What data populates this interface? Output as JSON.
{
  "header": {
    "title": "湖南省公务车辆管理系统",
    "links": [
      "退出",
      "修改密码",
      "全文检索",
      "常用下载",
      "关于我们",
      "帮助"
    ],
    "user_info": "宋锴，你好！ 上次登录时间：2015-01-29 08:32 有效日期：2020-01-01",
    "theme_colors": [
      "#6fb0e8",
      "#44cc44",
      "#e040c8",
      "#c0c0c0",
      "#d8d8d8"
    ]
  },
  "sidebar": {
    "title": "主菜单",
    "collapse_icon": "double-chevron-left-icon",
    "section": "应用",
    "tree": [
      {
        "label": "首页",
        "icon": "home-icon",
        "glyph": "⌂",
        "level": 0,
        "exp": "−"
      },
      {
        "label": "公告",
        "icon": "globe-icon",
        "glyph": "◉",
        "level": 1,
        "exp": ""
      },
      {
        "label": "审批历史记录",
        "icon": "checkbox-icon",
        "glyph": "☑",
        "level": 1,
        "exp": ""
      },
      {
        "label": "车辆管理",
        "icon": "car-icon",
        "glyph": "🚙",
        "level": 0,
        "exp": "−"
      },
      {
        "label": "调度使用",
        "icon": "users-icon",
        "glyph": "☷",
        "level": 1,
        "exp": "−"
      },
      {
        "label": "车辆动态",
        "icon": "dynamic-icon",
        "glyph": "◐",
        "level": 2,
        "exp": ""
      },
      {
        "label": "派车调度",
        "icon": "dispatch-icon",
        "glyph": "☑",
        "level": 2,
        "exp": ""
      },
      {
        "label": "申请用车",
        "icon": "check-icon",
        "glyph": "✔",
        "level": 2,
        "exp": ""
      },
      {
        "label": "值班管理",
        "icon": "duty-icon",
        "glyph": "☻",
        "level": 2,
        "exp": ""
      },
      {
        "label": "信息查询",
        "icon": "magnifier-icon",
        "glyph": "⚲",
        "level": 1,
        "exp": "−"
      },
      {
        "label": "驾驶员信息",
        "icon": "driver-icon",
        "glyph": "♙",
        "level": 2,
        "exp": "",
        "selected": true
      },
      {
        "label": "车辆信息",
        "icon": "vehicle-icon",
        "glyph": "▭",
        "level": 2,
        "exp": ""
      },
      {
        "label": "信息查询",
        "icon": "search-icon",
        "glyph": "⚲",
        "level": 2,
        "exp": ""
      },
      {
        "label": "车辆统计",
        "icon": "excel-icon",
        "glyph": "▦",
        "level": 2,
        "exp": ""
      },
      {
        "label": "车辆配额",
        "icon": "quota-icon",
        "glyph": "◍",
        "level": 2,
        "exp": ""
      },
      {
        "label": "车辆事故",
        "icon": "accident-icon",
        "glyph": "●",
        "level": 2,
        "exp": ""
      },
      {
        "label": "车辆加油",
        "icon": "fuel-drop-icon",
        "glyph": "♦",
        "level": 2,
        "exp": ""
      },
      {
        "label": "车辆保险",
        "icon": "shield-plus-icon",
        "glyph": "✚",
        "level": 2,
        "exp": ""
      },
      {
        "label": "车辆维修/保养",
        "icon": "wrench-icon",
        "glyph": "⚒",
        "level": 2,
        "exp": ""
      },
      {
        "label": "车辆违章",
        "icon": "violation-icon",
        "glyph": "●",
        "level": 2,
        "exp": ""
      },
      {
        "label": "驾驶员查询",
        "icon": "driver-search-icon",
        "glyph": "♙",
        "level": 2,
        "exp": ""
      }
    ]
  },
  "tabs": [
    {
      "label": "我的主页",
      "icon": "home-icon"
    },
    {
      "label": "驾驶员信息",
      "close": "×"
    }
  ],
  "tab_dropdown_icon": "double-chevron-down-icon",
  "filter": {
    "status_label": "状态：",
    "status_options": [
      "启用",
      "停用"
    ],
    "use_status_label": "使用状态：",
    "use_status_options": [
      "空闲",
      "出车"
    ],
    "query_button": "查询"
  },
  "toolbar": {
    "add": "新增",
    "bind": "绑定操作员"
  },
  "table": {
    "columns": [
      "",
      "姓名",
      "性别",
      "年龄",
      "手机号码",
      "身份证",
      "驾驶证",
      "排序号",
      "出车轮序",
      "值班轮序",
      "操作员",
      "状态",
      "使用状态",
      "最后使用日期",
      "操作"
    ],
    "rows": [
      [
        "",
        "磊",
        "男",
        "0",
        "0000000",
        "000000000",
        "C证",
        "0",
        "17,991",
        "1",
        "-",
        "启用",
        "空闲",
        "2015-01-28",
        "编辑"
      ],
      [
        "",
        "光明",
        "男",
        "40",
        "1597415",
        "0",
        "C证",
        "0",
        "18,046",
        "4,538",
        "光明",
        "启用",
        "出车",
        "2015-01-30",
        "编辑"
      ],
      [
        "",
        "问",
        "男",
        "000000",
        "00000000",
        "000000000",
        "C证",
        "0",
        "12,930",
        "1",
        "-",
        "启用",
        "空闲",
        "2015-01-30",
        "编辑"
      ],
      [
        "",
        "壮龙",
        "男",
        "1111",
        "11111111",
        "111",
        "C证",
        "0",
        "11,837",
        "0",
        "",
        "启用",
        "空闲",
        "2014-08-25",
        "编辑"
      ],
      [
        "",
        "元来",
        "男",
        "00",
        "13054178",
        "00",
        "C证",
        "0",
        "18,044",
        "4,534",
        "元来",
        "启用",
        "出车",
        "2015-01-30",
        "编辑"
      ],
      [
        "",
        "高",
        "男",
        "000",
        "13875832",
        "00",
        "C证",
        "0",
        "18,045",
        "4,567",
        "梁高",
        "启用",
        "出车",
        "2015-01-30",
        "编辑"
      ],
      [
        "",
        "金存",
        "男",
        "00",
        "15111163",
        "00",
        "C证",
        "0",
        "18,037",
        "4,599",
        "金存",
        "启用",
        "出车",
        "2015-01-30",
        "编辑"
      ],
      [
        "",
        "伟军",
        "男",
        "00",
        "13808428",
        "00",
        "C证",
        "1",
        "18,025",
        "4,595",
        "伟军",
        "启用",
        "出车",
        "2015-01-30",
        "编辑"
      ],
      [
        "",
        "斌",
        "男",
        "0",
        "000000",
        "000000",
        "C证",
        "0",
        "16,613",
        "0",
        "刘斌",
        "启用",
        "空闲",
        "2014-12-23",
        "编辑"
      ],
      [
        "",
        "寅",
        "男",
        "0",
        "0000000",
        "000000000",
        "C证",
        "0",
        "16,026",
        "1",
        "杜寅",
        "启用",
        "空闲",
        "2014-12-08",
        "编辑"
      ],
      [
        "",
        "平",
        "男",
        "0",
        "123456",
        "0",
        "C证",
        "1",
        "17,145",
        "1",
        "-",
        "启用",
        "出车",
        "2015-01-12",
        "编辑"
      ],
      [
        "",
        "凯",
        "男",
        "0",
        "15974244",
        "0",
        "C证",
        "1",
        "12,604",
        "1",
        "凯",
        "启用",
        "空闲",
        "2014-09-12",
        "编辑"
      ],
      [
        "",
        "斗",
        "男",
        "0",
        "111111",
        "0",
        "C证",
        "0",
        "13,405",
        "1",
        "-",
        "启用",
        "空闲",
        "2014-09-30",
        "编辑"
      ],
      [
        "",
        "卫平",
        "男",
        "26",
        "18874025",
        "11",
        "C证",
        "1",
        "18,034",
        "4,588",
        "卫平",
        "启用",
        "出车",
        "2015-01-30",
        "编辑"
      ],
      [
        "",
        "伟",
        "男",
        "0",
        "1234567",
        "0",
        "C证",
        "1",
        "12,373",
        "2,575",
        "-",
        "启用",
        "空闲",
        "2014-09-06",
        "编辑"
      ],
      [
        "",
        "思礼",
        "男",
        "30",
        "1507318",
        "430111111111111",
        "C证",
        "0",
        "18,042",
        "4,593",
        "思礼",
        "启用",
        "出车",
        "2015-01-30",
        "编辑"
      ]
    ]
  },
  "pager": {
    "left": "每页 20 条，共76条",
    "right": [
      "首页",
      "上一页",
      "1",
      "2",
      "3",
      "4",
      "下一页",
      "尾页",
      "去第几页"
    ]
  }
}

**WRITTEN TASK**.
Return all lines containing the word "left".

**CORRECT RESPONSE**.
    "collapse_icon": "double-chevron-left-icon",
    "left": "每页 20 条，共76条",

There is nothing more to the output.